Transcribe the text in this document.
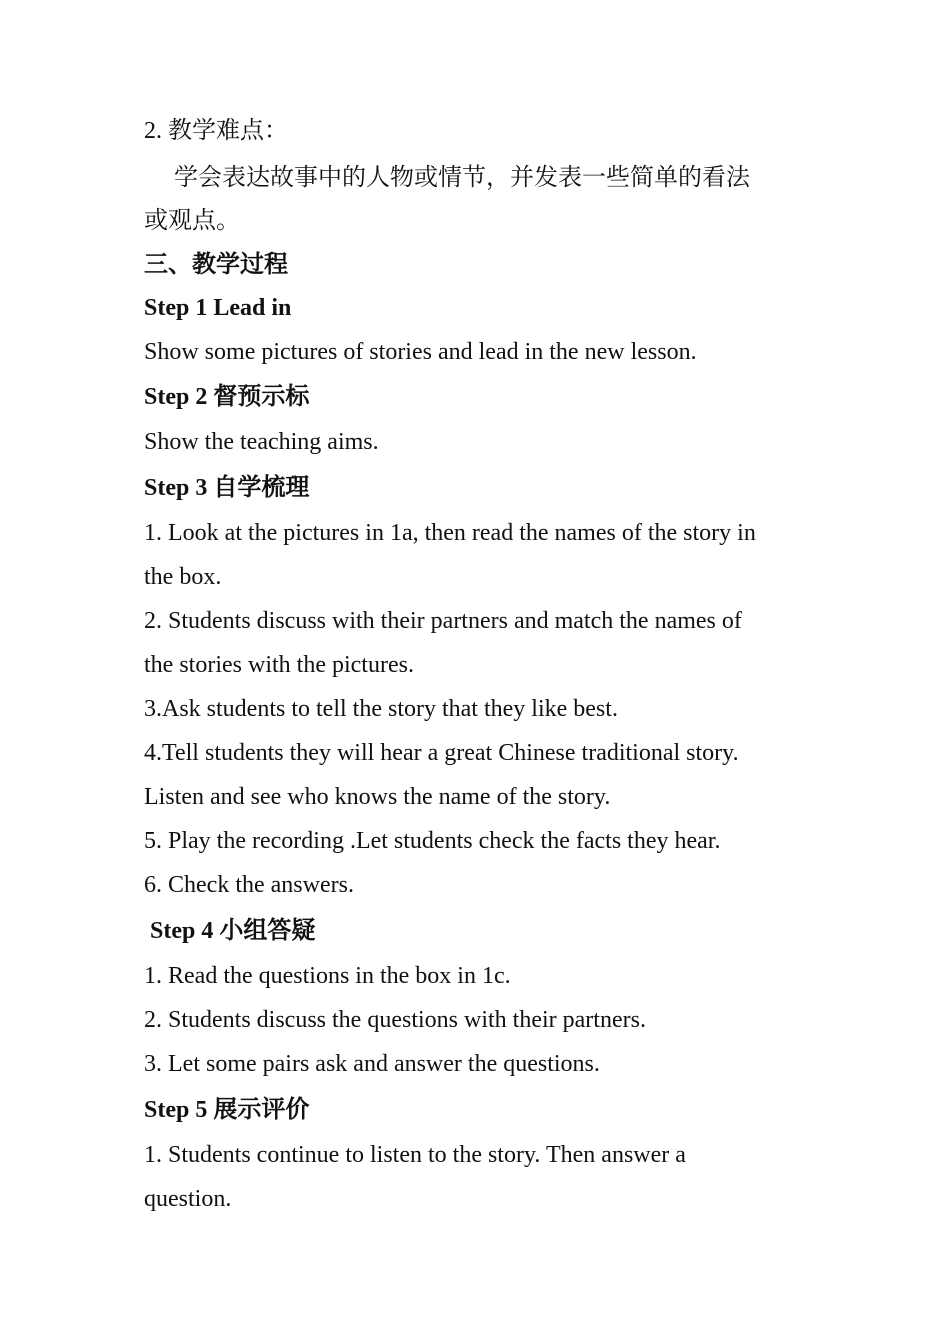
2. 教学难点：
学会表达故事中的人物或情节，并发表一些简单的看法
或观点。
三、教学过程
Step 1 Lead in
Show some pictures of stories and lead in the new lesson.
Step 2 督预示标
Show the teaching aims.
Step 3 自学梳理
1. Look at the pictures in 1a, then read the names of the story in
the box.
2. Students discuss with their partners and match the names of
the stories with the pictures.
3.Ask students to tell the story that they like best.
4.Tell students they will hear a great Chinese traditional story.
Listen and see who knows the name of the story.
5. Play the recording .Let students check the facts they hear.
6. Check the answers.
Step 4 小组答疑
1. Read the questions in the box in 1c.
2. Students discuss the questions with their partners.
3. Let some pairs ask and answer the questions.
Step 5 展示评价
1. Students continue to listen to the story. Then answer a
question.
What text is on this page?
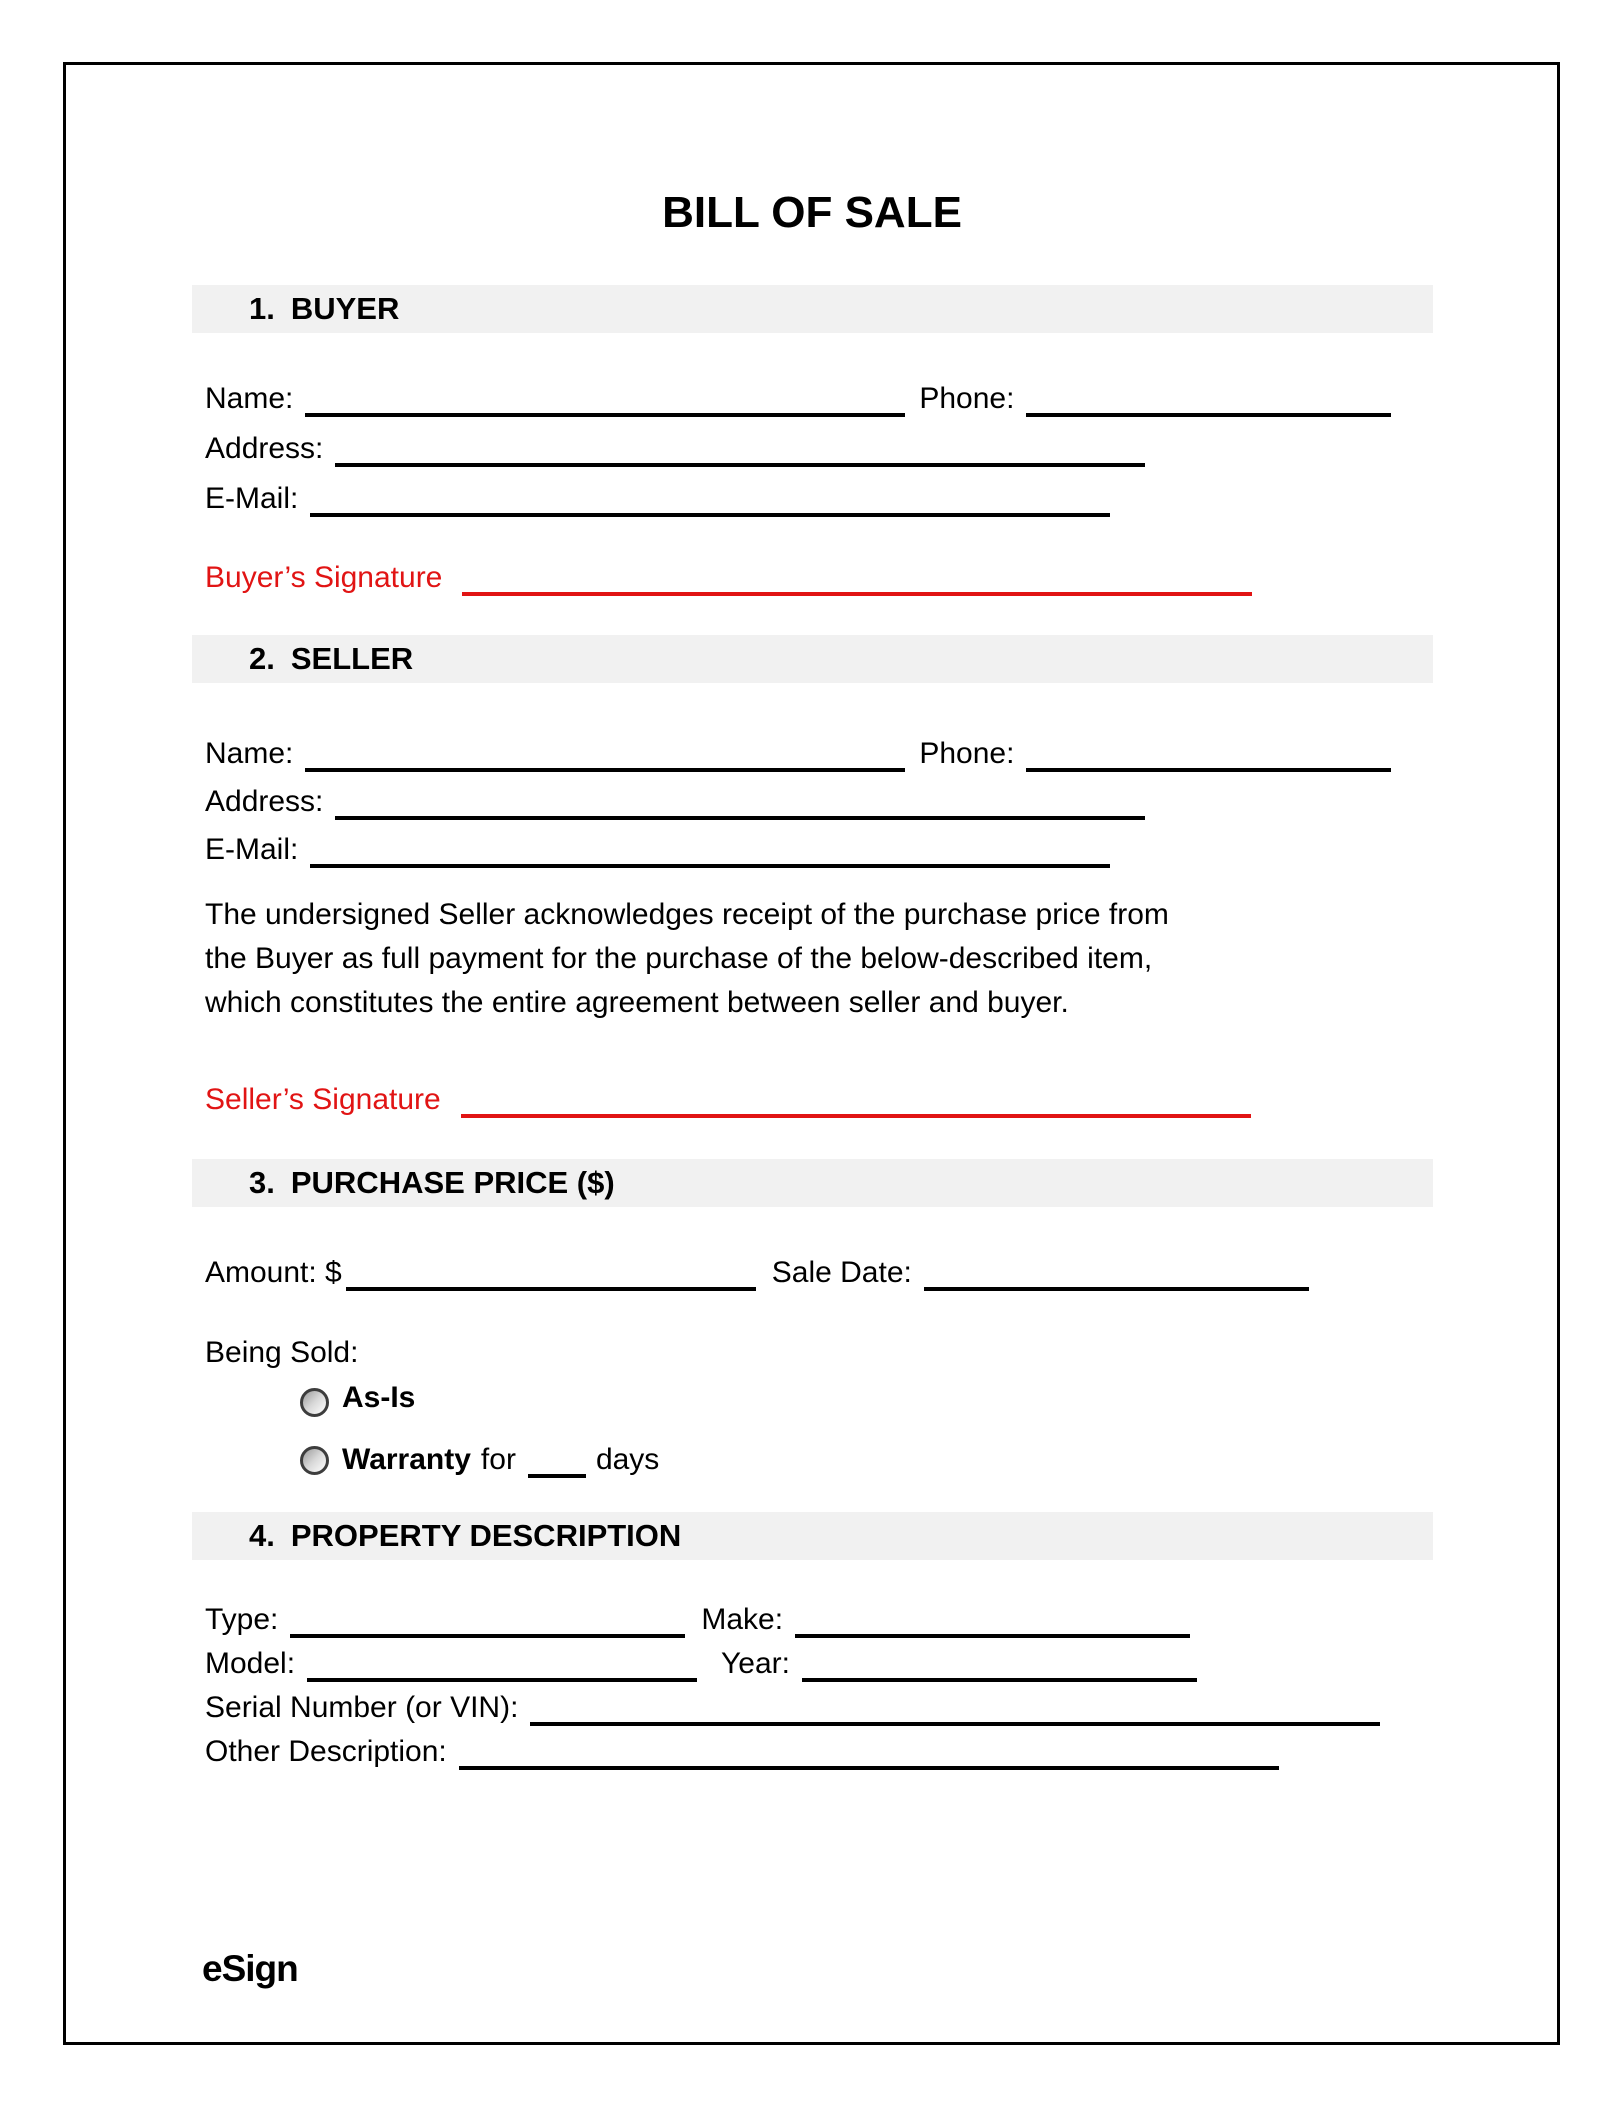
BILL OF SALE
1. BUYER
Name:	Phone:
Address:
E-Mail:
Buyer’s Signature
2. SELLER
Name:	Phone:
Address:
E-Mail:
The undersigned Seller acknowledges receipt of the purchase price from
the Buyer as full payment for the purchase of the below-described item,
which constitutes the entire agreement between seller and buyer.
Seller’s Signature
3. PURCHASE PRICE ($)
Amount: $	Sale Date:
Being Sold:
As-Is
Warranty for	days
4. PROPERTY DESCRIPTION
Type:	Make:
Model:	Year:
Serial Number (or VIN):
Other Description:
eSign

···

▸ Exercise objective: Above are the records; reproduce them exactly and leave out the pictures.

▸ Result for this task:
Transcribe the text in this document.
2. 教学难点：
学会表达故事中的人物或情节，并发表一些简单的看法
或观点。
三、教学过程
Step 1 Lead in
Show some pictures of stories and lead in the new lesson.
Step 2 督预示标
Show the teaching aims.
Step 3 自学梳理
1. Look at the pictures in 1a, then read the names of the story in
the box.
2. Students discuss with their partners and match the names of
the stories with the pictures.
3.Ask students to tell the story that they like best.
4.Tell students they will hear a great Chinese traditional story.
Listen and see who knows the name of the story.
5. Play the recording .Let students check the facts they hear.
6. Check the answers.
Step 4 小组答疑
1. Read the questions in the box in 1c.
2. Students discuss the questions with their partners.
3. Let some pairs ask and answer the questions.
Step 5 展示评价
1. Students continue to listen to the story. Then answer a
question.
What text is on this page?
BILL OF SALE
1. BUYER
Name:	Phone:
Address:
E-Mail:
Buyer’s Signature
2. SELLER
Name:	Phone:
Address:
E-Mail:
The undersigned Seller acknowledges receipt of the purchase price from
the Buyer as full payment for the purchase of the below-described item,
which constitutes the entire agreement between seller and buyer.
Seller’s Signature
3. PURCHASE PRICE ($)
Amount: $	Sale Date:
Being Sold:
As-Is
Warranty for	days
4. PROPERTY DESCRIPTION
Type:	Make:
Model:	Year:
Serial Number (or VIN):
Other Description:
eSign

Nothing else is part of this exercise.